WHAT THE TASK REQUIRES
Return the number of lines holding "explorer", with nothing added.

SOURCE DATA
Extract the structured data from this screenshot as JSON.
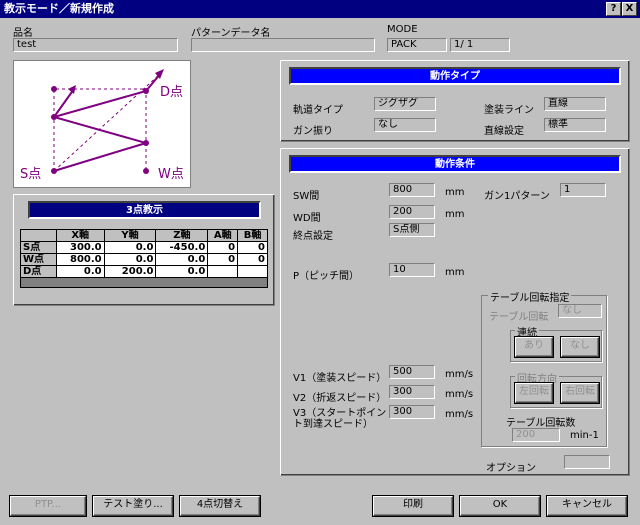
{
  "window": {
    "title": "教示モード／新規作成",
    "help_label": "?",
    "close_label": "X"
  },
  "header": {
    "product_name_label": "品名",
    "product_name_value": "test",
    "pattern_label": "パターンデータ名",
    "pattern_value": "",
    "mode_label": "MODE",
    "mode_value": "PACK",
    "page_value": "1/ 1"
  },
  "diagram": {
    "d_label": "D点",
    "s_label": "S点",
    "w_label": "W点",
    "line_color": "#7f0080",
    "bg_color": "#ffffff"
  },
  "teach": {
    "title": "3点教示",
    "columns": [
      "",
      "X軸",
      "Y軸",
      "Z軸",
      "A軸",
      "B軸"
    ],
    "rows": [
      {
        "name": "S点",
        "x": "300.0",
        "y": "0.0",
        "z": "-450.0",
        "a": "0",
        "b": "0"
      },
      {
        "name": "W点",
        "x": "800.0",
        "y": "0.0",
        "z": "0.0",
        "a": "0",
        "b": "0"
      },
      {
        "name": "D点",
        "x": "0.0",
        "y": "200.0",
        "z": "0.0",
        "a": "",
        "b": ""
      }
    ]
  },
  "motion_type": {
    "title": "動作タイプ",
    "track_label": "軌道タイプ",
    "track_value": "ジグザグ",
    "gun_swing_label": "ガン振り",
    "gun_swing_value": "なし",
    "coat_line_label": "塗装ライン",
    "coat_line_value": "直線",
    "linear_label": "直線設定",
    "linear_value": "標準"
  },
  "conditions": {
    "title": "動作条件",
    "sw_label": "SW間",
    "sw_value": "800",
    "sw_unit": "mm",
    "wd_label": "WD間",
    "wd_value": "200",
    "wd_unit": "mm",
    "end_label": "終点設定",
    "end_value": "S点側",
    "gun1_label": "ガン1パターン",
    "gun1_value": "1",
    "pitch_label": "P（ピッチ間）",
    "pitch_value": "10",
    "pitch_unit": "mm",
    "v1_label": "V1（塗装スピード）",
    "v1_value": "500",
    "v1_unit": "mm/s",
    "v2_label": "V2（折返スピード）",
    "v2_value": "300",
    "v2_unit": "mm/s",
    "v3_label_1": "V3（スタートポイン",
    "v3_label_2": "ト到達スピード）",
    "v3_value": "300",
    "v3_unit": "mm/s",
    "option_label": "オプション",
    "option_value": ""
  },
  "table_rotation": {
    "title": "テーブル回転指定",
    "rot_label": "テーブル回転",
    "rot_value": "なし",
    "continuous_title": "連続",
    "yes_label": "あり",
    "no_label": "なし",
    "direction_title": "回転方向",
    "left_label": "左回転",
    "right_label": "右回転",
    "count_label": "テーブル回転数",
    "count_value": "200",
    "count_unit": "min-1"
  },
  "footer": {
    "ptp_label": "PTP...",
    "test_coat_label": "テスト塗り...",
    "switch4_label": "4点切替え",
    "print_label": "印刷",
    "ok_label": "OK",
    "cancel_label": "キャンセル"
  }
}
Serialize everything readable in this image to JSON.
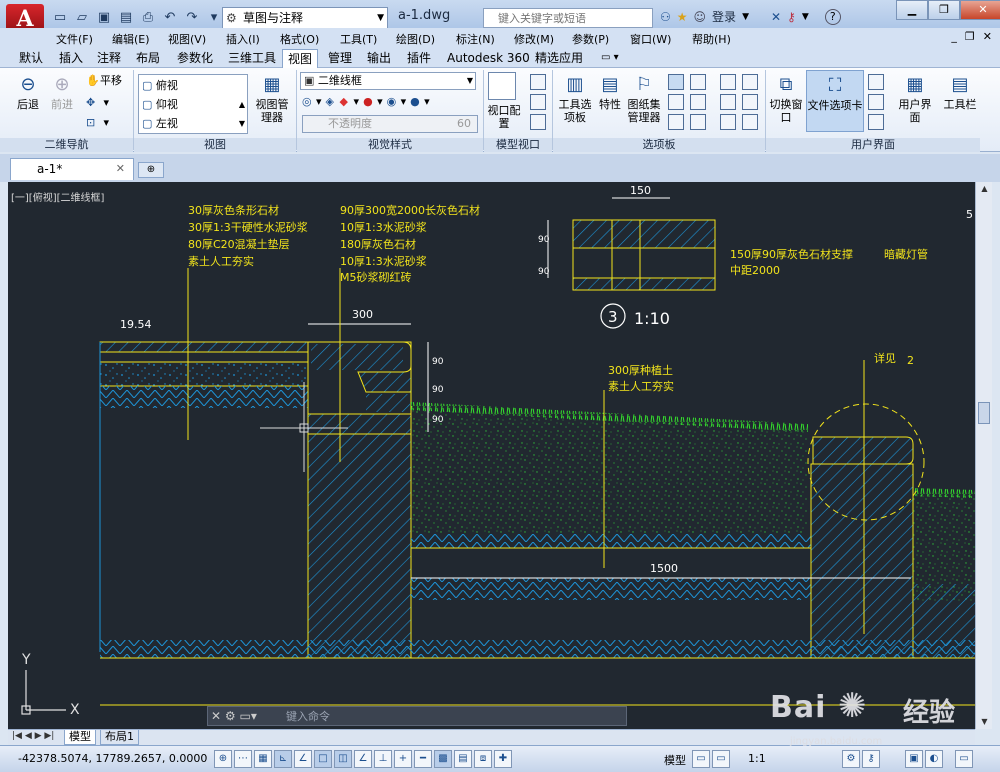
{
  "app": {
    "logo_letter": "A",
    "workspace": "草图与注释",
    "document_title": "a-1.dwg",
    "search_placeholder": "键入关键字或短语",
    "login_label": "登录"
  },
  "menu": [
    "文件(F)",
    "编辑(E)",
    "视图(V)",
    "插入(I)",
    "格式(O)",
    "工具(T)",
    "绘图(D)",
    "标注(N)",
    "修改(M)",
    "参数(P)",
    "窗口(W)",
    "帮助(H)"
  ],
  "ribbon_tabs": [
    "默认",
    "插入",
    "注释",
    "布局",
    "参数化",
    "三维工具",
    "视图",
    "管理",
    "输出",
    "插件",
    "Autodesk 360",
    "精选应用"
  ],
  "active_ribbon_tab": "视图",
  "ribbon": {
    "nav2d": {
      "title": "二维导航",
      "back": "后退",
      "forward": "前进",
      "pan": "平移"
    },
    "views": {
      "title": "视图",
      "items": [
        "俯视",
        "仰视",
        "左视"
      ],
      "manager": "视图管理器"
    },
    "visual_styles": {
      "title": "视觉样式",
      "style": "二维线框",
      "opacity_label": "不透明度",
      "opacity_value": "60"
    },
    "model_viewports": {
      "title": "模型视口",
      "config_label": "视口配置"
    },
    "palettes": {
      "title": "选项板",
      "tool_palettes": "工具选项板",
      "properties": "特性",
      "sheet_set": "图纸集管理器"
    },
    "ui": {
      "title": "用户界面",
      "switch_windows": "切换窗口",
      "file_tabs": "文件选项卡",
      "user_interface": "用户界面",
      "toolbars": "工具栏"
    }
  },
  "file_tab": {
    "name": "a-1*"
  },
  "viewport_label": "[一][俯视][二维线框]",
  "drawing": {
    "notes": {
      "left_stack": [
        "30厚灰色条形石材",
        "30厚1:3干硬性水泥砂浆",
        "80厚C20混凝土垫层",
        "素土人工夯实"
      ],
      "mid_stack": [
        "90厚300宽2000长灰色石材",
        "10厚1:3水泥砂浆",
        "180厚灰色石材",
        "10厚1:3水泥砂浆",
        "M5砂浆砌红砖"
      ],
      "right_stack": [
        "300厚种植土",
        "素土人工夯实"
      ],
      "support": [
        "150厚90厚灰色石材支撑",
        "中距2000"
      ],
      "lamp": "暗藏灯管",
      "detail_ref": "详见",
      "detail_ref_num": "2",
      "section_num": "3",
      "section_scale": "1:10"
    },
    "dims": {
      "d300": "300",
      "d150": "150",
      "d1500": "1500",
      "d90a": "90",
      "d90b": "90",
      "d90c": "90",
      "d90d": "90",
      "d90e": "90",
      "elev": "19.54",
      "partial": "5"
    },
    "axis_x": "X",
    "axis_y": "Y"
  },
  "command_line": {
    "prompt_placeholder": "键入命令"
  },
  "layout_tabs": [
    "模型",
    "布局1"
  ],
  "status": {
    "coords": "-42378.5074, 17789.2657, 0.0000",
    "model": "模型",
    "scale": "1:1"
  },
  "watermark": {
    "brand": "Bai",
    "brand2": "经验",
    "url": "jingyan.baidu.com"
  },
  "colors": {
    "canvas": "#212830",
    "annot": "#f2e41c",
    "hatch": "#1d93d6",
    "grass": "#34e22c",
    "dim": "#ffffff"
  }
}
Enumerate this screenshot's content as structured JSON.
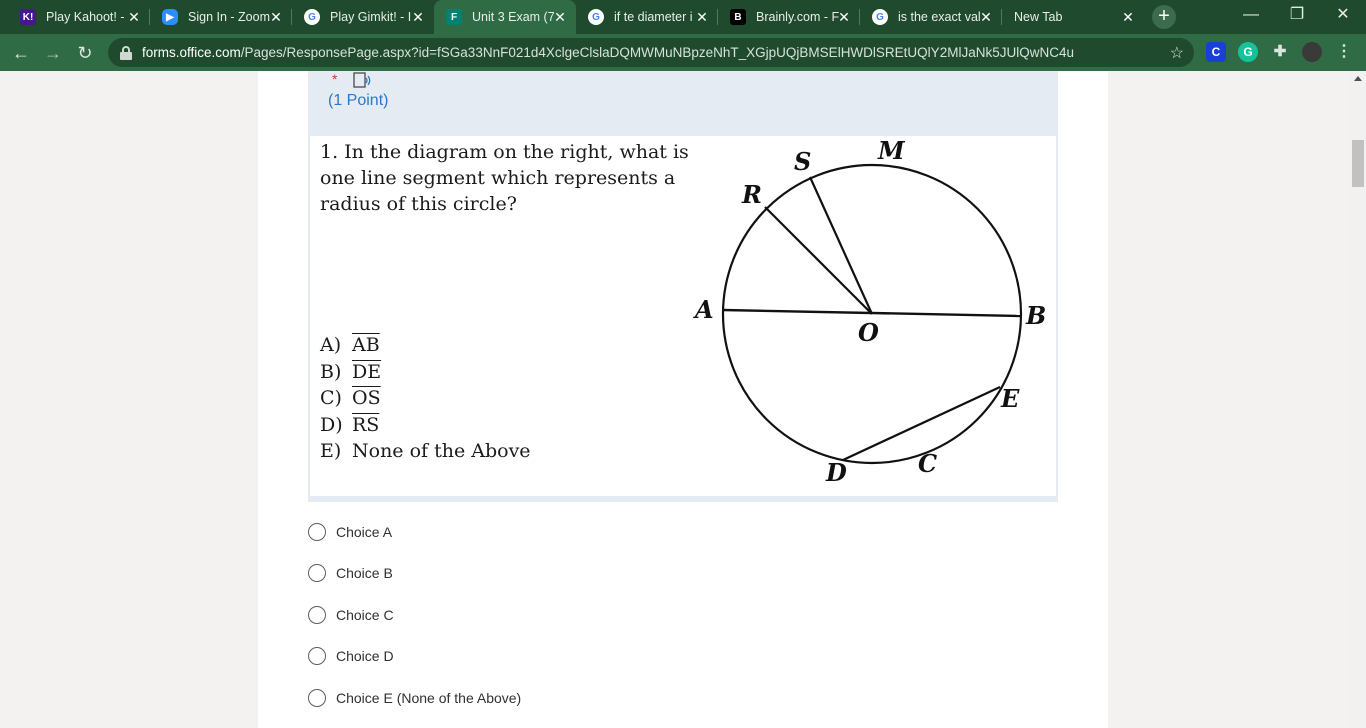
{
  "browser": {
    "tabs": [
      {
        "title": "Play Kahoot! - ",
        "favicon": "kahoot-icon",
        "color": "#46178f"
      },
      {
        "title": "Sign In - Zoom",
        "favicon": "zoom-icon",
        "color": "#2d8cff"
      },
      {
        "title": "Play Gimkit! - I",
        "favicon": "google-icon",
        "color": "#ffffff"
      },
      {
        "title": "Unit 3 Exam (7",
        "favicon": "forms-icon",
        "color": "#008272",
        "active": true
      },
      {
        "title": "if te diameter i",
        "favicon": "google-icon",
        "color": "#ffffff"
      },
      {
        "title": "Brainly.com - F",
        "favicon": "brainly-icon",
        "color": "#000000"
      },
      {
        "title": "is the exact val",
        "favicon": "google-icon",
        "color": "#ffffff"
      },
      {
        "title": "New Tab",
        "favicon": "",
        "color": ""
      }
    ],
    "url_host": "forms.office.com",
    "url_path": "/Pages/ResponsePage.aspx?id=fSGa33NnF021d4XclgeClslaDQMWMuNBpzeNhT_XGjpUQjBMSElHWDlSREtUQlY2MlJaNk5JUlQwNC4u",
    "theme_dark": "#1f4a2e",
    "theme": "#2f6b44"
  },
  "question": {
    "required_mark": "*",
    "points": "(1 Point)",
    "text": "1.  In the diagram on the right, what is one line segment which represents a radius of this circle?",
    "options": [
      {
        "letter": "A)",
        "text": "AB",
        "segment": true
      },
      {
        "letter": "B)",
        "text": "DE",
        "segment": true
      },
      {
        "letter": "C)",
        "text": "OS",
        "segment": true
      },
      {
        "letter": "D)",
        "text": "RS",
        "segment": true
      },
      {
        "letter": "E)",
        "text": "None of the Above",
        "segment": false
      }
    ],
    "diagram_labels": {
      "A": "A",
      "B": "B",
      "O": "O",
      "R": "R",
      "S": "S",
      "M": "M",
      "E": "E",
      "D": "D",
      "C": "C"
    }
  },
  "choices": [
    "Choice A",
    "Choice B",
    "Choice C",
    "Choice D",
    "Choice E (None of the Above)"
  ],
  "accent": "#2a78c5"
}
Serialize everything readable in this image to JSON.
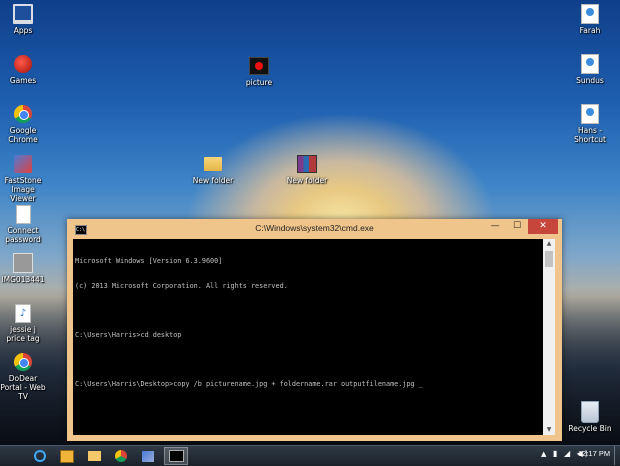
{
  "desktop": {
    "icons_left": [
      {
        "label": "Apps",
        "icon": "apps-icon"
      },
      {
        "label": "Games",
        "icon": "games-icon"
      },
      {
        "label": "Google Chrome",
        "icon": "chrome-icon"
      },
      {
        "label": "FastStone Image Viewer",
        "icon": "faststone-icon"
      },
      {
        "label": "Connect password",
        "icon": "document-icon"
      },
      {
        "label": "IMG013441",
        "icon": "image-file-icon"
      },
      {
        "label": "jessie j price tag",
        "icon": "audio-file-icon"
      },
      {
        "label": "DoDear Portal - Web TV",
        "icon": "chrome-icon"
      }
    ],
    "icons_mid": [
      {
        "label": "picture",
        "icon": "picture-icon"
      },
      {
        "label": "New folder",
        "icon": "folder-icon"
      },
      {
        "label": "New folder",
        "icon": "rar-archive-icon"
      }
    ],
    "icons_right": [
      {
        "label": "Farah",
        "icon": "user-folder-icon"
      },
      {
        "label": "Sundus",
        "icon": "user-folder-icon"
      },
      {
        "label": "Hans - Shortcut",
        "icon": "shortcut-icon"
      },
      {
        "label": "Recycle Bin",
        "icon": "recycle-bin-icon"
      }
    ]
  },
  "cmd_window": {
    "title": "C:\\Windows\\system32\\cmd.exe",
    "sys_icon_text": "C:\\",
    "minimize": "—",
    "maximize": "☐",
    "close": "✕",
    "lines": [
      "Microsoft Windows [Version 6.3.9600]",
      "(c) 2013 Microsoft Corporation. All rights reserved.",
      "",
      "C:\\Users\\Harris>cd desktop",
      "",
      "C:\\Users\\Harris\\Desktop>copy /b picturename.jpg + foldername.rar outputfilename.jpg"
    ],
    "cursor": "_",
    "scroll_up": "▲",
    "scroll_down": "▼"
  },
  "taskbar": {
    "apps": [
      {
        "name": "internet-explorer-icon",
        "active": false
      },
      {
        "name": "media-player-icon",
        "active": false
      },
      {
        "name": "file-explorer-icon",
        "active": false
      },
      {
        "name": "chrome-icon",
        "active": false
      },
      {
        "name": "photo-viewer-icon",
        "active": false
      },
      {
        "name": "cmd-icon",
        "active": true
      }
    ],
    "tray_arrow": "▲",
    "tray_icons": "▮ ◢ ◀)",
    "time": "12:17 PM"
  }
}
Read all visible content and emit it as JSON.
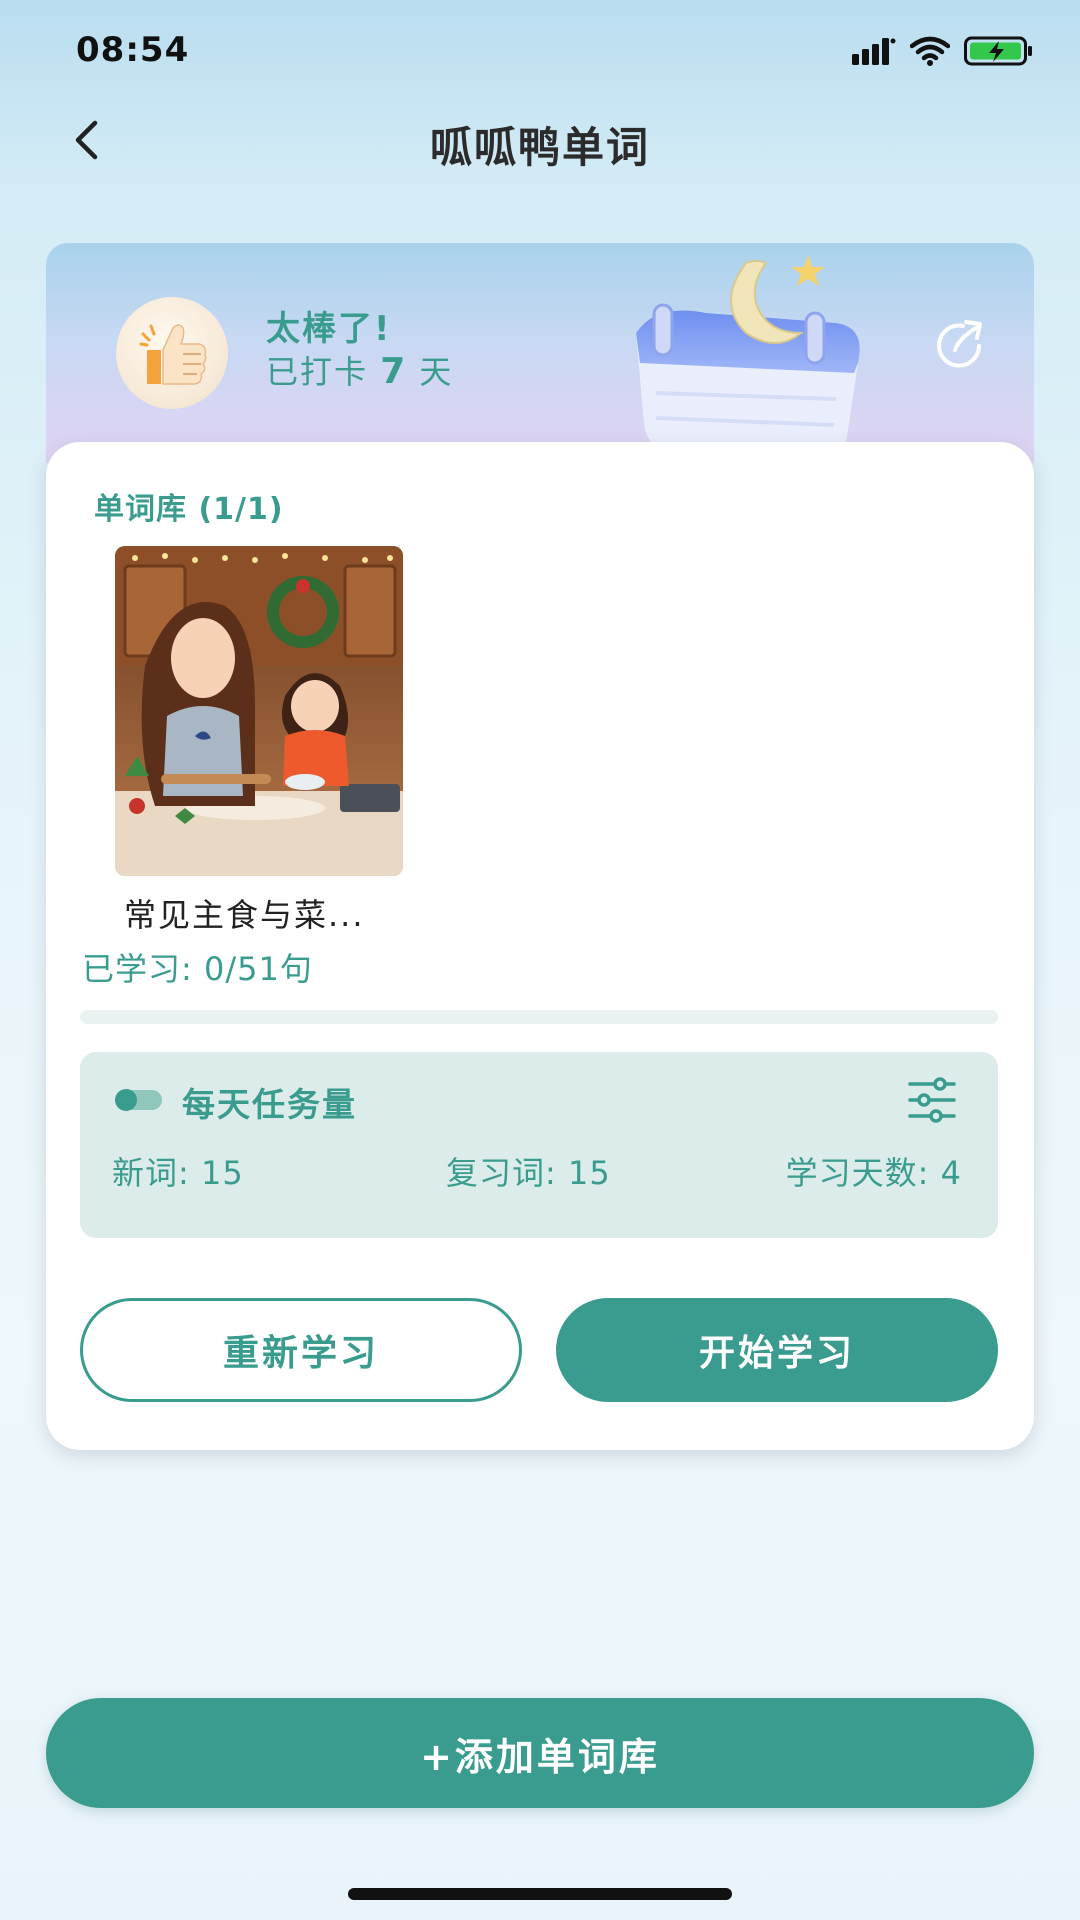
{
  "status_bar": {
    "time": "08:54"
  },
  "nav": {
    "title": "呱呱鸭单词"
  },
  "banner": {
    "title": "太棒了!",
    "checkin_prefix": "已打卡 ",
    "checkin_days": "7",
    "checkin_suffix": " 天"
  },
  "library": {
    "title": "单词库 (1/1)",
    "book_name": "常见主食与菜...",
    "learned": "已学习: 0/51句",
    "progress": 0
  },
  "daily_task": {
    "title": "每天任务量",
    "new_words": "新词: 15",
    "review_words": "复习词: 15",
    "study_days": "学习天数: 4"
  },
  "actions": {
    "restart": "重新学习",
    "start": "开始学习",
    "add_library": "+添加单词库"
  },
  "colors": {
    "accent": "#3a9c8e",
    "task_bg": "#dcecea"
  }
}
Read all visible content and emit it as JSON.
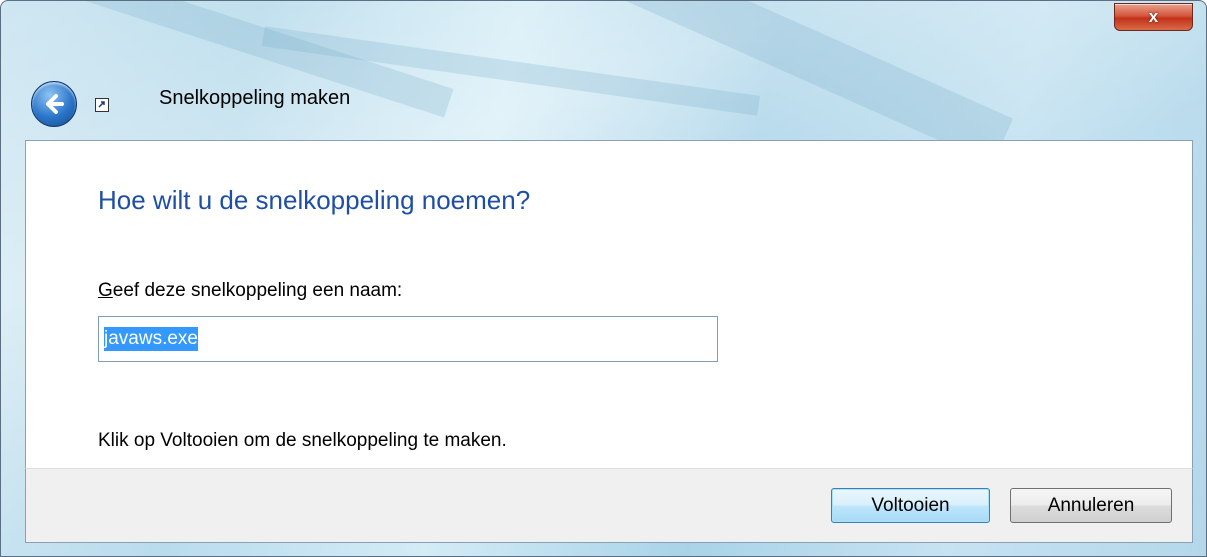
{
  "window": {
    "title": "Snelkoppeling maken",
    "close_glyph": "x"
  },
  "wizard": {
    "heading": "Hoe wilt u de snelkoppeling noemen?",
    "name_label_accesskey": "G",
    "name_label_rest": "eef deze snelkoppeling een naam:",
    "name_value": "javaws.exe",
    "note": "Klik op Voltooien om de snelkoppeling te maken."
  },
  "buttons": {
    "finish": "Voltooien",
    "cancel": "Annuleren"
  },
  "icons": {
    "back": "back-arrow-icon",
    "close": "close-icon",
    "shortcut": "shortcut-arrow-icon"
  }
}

EXERCISE ANSWER
2